■ Texto dado ■
+ + + +
Bien sabido tenemos que el inquilino de Palacio Nacional, por la confusión que parece tener entre la legitimidad del resultado electoral que le otorgó el cargo y que es la razón de su mandato, y el deber de sujetar su actuación al principio de las facultades que expresamente contiene el orden jurídico, con frecuencia se apoya en el resultado del 2018 para justificar la transgresión a la ley.

En el caso de la novedosa sección de su programa matutino, está presente la vulneración suave: la creatividad basada en que no hay prohibición para hacerlo. Quien tiene conciencia del ejercicio de las facultades de la autoridad, sabe que es a la inversa: se actúa porque se tienen facultades, no una imaginación ocurrente.

Por la naturaleza misma de las cosas, quien ejerce el poder público -y más con base en el voto popular- está sujeto a la ponderación y la crítica cotidianas; a más apariciones, más actuaciones públicas, más materia susceptible de generar opiniones de toda índole. Va con las características de la función. Por eso muchos partícipes de esas actividades recomiendan desarrollar un temperamento resistente o la piel dura.

En este nuevo distractor presidencial se altera la lógica esencial de la libre manifestación de las ideas y el derecho de réplica. El primer obligado a respetar la libertad de expresión es el poder público -quienes lo ejercen en cargos gubernamentales- y el medio para precisar, rectificar o responder es la réplica tutelada por la ley.

¿A qué me refiero? A que la decisión de amedrentar con la exhibición en el programa presidencial parece una “ingeniosa” forma de intentar restringir la libertad de expresión por un medio indirecto: el reproche y la descalificación desde ese informativo gubernamental y no a través del derecho de réplica, cuyo ejercicio -por la dimensión de la libertad en cuestión- está previsto constitucional y convencionalmente, al tiempo que está normado.

Por la claridad de su contenido, obligatorio para el Estado mexicano, cito textualmente el párrafo 1 del artículo 14 de la Convención Americana sobre Derechos Humanos: “Toda persona afectada por informaciones inexactas o agraviantes emitidas en su perjuicio a través de medios de difusión legalmente reglamentados y que se dirijan al público en general, tiene derecho a efectuar por el mismo órgano de difusión su rectificación o respuesta en las condiciones que establezca la ley.”
+ + + +
■ Tarea a resolver ■
Sigue escribiendo el texto sobre la libertad de expresión y el derecho de réplica a partir de su última oración. Las filas no tienen nada que ver con el texto.

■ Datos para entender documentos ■
+ + + +
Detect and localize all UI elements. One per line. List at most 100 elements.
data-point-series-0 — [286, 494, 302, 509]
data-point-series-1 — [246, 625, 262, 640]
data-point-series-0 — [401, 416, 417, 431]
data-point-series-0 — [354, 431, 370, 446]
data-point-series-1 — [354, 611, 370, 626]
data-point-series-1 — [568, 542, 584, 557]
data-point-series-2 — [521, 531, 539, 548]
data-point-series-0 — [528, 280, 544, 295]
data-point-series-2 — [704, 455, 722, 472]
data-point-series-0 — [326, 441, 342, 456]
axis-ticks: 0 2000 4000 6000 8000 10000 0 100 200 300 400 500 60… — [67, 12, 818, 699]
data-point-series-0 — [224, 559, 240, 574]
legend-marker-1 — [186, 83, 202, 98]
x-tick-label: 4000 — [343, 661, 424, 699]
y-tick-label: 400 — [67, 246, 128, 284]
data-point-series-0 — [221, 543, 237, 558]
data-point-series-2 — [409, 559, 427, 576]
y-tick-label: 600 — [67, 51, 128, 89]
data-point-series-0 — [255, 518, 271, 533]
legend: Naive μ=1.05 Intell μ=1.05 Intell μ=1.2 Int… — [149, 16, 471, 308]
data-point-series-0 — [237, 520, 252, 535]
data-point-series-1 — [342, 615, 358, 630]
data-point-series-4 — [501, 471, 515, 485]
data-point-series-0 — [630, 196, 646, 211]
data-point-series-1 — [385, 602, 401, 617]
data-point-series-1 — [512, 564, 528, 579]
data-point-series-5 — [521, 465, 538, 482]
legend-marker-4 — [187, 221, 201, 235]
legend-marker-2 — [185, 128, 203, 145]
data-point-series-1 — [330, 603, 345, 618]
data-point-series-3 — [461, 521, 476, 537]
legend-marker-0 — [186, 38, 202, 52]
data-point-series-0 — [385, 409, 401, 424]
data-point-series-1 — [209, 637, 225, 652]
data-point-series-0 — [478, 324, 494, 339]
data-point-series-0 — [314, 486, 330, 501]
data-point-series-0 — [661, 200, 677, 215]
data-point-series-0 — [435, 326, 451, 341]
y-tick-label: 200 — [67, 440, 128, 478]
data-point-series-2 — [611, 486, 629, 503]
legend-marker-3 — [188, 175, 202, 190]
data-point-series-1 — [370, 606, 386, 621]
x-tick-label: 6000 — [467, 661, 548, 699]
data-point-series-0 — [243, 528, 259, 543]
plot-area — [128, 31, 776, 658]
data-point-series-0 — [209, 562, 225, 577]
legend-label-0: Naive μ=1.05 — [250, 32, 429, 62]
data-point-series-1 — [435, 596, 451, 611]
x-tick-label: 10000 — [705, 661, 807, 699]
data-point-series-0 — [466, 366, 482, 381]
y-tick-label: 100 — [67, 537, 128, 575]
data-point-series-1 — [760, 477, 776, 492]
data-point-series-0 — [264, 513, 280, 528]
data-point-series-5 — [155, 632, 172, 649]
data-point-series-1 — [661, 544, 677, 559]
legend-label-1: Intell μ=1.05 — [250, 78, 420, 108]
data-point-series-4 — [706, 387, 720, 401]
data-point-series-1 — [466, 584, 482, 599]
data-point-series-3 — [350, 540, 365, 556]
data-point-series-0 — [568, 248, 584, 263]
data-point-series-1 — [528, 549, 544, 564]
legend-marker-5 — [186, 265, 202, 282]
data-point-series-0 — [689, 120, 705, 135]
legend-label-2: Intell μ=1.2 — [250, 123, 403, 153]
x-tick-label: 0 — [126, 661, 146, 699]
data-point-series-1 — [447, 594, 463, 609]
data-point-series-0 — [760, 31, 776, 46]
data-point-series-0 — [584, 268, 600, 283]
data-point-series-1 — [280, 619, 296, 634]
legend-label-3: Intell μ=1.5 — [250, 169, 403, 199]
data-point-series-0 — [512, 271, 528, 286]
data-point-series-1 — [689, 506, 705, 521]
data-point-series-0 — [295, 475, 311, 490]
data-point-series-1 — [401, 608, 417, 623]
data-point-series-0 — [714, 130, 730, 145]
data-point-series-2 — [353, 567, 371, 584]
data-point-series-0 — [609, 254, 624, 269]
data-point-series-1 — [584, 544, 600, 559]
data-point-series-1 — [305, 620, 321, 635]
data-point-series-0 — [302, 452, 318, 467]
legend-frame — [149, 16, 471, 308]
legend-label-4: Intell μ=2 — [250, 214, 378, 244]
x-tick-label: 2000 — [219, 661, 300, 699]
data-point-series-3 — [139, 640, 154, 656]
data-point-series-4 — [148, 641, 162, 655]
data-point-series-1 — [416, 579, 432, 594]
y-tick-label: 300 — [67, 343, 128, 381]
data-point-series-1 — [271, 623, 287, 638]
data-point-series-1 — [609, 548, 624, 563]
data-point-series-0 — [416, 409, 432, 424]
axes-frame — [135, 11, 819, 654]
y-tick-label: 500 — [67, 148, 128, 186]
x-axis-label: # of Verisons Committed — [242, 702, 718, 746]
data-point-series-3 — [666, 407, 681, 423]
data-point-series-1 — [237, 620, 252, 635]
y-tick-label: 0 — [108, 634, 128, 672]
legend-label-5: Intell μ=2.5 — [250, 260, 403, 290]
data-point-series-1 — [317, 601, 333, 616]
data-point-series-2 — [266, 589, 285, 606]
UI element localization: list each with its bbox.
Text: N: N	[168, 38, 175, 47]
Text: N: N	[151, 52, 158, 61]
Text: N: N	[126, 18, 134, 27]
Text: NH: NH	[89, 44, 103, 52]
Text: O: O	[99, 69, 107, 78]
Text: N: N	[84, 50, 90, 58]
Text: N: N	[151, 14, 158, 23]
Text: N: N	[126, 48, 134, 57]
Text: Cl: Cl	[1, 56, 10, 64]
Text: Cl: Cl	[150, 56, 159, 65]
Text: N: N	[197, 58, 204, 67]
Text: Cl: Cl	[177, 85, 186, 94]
+ + + +
■ Respuesta ■
Si bien es consubstancial al ejercicio de las funciones públicas el deber de informar, no lo es convertirse en un censor de quienes difieren en la interpretación del sentido, objetos y resultados de la gestión pública.

Por la evolución de las sociedades contemporáneas, el poder y la prensa son dos componentes de una relación interdependiente. El poder tiene sus principios y su dinámica: diseñar y concretar realizaciones colectivas o sociales con base en determinadas ideas y objetivos, y la prensa también tiene sus principios y su dinámica: conocer y difundir hechos y opiniones con el propósito de que se sepa la verdad y se evalúe lo que trasciende socialmente.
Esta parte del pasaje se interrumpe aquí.